▶ [TEXT SECTION]
Patients are accustomed to keeping certain medical details private. However, when knowledge of the results from genetic testing can affect the medical care of other family members, does a physician have a duty to warn those family members? Most of the time a doctor simply encourages patients to share test results with their family members. However, if the patient dies before having opportunity to share those results or refuses to disclose the information, the doctor may be sued for failing to warn the family.

Finally, for many diseases, a genetic mutation simply indicates an increased health risk, but not a certain diagnosis. A person’s environment and lifestyle influence whether or not a genetic risk ever translates into a disease. Our genes do not necessarily determine our destiny, but they do speak to future probabilities. In many cases, taking responsibility for our health and making wise choices can prevent a genetic weakness from manifesting. From a spiritual perspective, pastors can discourage fatalistic thinking, reminding parishioners that that “nothing is impossible with God” (Luke 1:37).

Stored data entries:

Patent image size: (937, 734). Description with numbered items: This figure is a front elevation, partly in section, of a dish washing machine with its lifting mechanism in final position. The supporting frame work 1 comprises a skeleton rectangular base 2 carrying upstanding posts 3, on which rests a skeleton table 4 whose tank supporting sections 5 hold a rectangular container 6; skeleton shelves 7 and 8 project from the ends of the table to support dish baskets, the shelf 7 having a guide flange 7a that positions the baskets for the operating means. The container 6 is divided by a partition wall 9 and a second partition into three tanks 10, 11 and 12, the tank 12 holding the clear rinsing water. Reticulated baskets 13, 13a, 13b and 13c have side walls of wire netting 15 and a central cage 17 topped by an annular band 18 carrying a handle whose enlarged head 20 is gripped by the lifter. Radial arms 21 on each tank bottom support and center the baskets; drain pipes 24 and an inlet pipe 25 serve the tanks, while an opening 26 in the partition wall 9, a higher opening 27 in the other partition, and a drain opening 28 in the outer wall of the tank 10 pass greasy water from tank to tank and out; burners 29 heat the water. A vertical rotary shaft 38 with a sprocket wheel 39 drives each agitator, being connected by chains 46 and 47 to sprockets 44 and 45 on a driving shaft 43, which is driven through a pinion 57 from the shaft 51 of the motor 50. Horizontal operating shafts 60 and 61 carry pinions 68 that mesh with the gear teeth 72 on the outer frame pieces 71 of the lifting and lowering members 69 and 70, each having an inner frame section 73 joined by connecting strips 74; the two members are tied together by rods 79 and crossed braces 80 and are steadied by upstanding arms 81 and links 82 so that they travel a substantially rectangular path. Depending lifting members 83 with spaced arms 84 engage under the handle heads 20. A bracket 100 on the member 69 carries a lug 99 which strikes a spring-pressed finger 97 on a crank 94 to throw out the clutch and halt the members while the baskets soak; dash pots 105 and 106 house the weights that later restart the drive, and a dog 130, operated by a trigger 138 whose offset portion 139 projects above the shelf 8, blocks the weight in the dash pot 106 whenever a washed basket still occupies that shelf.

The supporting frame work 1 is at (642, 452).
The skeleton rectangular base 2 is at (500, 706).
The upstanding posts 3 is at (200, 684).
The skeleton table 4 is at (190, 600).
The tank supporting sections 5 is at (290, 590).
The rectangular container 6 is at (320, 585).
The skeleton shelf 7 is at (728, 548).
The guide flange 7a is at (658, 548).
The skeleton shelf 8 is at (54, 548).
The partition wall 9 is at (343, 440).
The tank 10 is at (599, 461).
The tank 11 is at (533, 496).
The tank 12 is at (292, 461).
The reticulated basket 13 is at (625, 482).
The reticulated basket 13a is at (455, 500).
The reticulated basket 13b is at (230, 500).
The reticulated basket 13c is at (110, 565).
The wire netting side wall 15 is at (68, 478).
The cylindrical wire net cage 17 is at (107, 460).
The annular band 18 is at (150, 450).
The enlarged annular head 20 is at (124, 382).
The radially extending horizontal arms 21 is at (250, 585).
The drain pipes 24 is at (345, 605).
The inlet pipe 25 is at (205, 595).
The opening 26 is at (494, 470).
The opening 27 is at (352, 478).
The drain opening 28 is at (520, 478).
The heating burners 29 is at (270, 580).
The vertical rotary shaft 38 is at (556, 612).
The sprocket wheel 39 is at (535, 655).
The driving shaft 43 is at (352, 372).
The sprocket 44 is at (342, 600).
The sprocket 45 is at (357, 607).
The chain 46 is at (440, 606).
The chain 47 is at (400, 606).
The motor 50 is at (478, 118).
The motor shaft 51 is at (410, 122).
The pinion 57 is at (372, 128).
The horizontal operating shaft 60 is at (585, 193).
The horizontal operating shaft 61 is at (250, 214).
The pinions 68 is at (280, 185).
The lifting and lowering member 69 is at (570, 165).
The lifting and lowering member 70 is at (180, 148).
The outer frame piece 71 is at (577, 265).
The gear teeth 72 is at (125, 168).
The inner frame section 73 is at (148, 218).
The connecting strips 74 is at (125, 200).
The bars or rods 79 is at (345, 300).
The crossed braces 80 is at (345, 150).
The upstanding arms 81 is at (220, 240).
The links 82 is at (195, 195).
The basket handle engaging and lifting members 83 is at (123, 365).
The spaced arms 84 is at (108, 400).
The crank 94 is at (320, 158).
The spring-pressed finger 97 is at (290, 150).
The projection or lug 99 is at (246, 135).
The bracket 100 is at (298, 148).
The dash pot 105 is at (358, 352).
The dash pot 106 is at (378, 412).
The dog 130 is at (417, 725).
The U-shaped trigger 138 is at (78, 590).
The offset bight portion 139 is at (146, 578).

▶ [WHAT THE TASK ASKS] Transcribe the passage on genetic testing between "Patients are accustomed" and "warn the family.", inclusive.

▶ [TASK RESULT]
Patients are accustomed to keeping certain medical details private. However, when knowledge of the results from genetic testing can affect the medical care of other family members, does a physician have a duty to warn those family members? Most of the time a doctor simply encourages patients to share test results with their family members. However, if the patient dies before having opportunity to share those results or refuses to disclose the information, the doctor may be sued for failing to warn the family.